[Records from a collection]

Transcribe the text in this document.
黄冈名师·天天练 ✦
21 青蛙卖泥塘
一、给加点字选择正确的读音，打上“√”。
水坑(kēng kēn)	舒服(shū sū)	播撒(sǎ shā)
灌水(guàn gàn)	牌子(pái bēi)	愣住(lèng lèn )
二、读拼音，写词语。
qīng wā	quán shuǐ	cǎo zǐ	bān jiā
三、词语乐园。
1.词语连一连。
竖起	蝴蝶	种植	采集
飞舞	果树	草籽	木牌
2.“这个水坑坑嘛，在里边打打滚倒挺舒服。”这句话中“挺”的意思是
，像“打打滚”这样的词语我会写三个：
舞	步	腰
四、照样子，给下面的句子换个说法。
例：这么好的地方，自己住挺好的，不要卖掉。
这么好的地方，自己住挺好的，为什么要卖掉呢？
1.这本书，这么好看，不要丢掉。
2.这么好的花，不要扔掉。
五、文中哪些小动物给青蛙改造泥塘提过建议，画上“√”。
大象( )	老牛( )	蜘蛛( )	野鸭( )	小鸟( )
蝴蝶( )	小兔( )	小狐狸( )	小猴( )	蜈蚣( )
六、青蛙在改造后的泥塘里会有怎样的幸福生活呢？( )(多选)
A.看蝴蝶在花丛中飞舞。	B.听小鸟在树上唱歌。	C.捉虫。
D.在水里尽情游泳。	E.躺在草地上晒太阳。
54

EXERCISE AIM: Return the lines above exactly, keeping every word.

SOLUTION TO THE EXERCISE:
Transcribe the text in this document.
黄冈名师·天天练 ✦
21 青蛙卖泥塘
一、给加点字选择正确的读音，打上“√”。
水坑(kēng kēn)	舒服(shū sū)	播撒(sǎ shā)
灌水(guàn gàn)	牌子(pái bēi)	愣住(lèng lèn )
二、读拼音，写词语。
qīng wā	quán shuǐ	cǎo zǐ	bān jiā
三、词语乐园。
1.词语连一连。
竖起	蝴蝶	种植	采集
飞舞	果树	草籽	木牌
2.“这个水坑坑嘛，在里边打打滚倒挺舒服。”这句话中“挺”的意思是
，像“打打滚”这样的词语我会写三个：
舞	步	腰
四、照样子，给下面的句子换个说法。
例：这么好的地方，自己住挺好的，不要卖掉。
这么好的地方，自己住挺好的，为什么要卖掉呢？
1.这本书，这么好看，不要丢掉。
2.这么好的花，不要扔掉。
五、文中哪些小动物给青蛙改造泥塘提过建议，画上“√”。
大象( )	老牛( )	蜘蛛( )	野鸭( )	小鸟( )
蝴蝶( )	小兔( )	小狐狸( )	小猴( )	蜈蚣( )
六、青蛙在改造后的泥塘里会有怎样的幸福生活呢？( )(多选)
A.看蝴蝶在花丛中飞舞。	B.听小鸟在树上唱歌。	C.捉虫。
D.在水里尽情游泳。	E.躺在草地上晒太阳。
54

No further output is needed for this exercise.